Dataset items
---*---

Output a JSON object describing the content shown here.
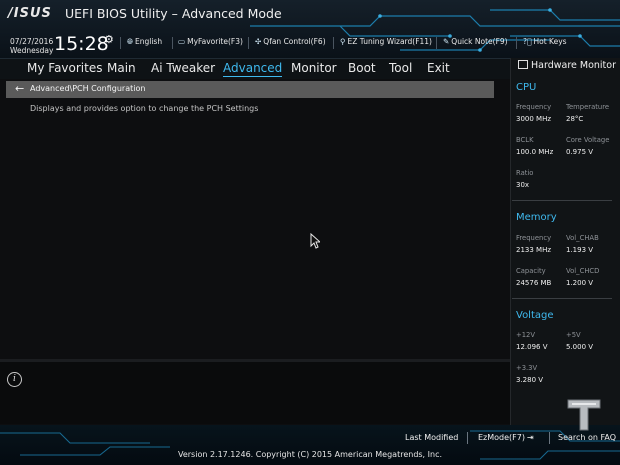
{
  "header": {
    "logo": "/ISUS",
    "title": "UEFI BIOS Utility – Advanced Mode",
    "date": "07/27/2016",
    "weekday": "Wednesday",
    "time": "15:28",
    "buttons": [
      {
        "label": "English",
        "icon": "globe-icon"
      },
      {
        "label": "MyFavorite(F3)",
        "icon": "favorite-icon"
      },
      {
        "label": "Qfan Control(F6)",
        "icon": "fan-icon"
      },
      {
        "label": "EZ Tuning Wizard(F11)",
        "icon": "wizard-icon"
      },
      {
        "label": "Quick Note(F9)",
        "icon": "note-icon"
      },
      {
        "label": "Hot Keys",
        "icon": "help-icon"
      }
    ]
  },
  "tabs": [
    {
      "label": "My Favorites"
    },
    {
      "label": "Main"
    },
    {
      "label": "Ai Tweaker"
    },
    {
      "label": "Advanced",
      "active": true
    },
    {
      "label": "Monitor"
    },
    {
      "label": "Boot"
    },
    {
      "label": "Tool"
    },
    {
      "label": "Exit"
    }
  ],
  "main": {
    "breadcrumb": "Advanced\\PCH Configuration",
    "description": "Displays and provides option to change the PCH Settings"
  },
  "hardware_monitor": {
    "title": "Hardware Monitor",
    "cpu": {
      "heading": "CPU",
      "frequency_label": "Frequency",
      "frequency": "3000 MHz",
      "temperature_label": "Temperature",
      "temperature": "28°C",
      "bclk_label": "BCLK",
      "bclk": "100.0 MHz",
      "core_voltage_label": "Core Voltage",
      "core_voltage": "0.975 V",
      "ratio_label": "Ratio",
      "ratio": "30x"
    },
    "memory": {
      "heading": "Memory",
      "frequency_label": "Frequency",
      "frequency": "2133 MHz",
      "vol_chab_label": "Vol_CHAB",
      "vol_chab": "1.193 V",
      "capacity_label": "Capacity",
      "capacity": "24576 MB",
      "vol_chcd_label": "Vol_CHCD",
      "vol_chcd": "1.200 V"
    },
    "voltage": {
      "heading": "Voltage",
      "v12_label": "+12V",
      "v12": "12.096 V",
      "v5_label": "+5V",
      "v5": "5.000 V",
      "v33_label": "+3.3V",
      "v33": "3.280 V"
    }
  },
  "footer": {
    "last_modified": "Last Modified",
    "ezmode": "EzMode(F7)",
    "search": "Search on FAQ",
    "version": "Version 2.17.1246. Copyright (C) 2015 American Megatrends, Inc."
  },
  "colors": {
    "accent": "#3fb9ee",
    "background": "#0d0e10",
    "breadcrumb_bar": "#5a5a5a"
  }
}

---*---

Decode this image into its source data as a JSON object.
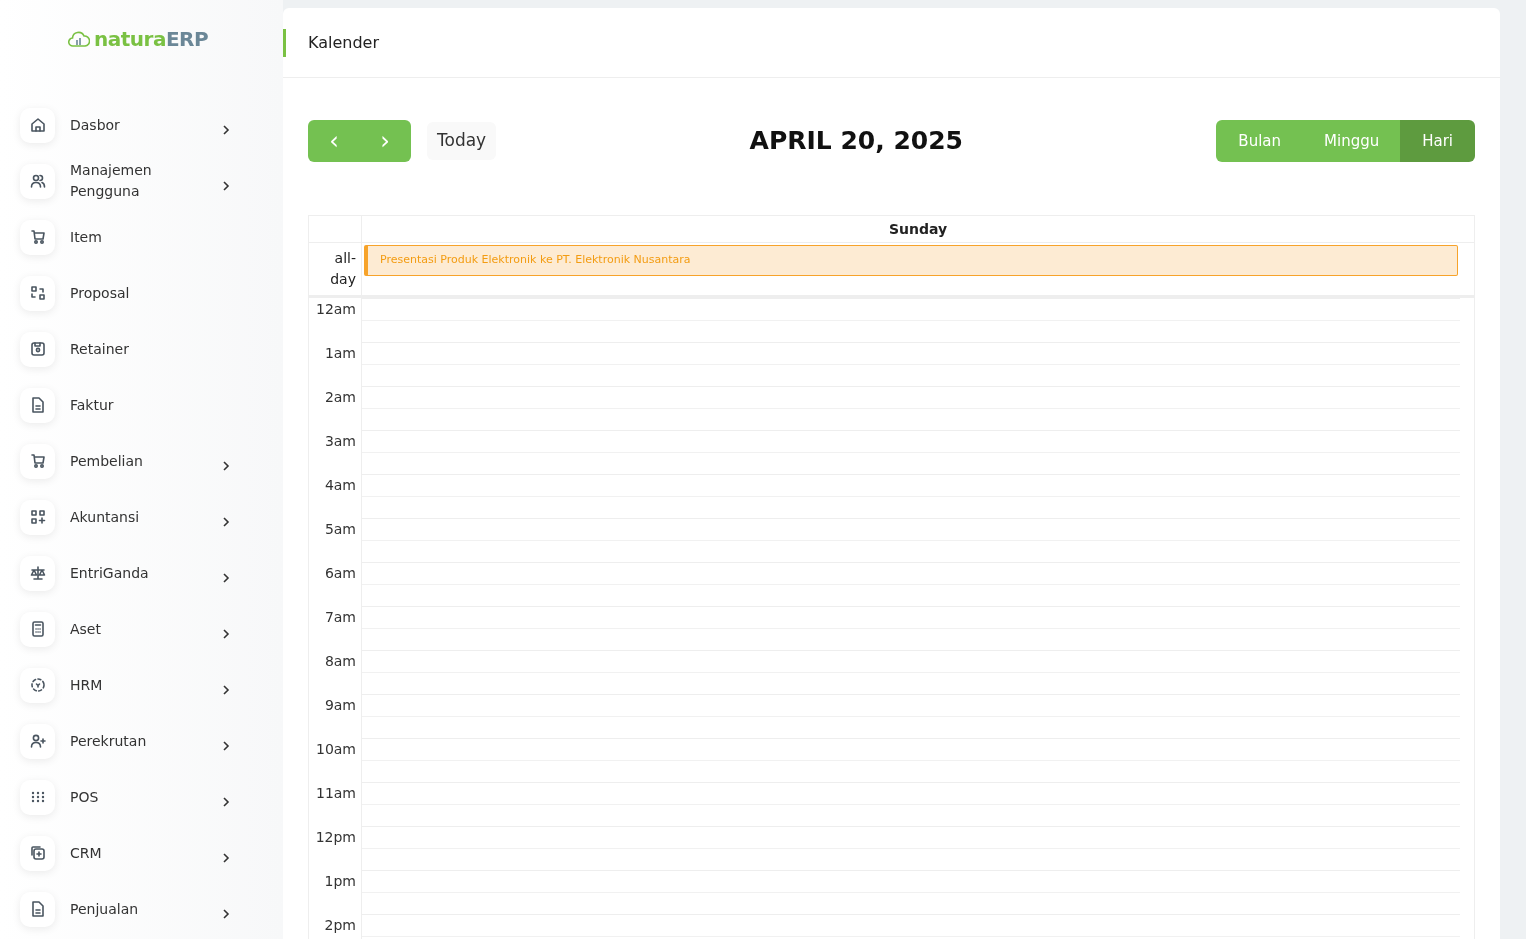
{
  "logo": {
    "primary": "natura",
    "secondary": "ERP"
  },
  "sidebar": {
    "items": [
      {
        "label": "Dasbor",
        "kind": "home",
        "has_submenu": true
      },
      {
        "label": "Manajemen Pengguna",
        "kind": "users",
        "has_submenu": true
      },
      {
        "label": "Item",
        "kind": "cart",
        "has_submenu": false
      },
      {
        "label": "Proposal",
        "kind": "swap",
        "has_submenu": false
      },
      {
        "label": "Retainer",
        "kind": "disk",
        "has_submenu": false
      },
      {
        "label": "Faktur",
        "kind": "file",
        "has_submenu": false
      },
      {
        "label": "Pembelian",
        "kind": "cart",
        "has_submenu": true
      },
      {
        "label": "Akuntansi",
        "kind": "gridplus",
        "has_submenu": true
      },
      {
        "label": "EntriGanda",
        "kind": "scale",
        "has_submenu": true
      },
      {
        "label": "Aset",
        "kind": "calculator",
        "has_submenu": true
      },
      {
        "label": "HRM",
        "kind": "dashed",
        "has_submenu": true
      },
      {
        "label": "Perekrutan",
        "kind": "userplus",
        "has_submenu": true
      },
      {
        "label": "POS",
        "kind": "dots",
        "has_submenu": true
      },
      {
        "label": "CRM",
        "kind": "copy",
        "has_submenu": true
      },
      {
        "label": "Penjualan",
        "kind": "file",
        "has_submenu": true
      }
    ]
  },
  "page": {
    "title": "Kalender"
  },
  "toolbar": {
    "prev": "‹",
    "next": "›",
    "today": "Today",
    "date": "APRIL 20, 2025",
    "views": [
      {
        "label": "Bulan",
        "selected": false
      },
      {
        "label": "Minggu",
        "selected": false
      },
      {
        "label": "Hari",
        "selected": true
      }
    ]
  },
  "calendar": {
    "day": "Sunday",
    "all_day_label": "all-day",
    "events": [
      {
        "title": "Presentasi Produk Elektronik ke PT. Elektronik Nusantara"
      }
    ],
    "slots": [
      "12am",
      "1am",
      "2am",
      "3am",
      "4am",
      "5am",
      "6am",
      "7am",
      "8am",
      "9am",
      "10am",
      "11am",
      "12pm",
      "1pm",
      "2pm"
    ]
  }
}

---*---

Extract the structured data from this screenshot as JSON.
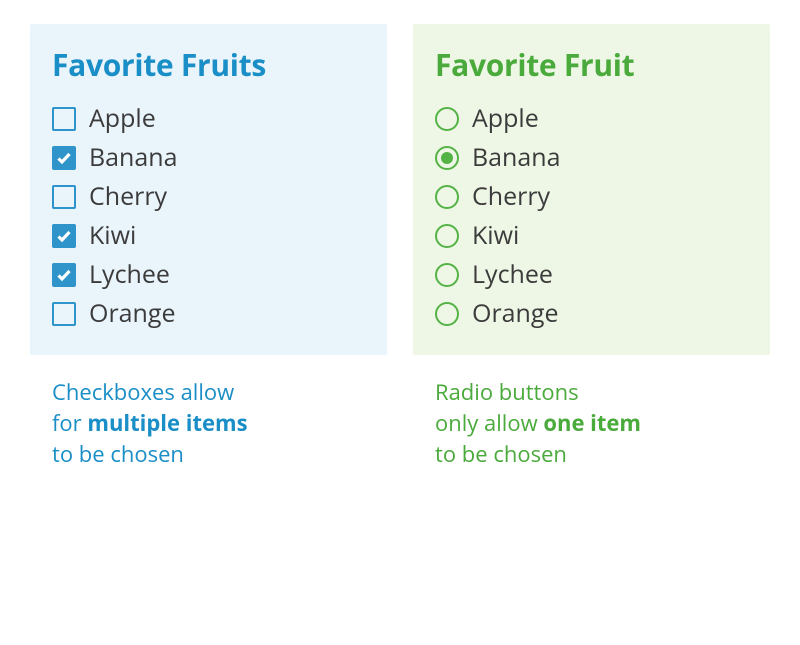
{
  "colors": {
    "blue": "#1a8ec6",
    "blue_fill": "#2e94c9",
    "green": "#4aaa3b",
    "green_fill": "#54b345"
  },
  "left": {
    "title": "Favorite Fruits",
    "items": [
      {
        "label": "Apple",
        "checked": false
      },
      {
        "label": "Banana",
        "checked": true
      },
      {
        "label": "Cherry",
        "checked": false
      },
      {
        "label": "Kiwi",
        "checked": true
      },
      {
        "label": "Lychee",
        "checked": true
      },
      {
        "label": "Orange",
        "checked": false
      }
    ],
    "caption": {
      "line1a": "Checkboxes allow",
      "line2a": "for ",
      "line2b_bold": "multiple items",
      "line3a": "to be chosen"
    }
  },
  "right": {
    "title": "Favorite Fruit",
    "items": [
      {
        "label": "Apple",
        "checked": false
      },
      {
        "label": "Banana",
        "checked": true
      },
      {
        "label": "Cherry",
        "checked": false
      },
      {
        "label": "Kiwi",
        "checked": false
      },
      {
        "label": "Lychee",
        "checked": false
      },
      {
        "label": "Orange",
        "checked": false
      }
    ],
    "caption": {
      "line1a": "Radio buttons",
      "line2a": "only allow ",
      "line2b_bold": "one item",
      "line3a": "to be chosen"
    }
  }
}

---*---

PROBLEM STATEMENT: Read through the data and copy every line where "JSON" shows up.

TASK OUTPUT:
Output a JSON object describing the content shown here.
Decode this image into its source data as a JSON object.
Extract the structured data from this screenshot as JSON.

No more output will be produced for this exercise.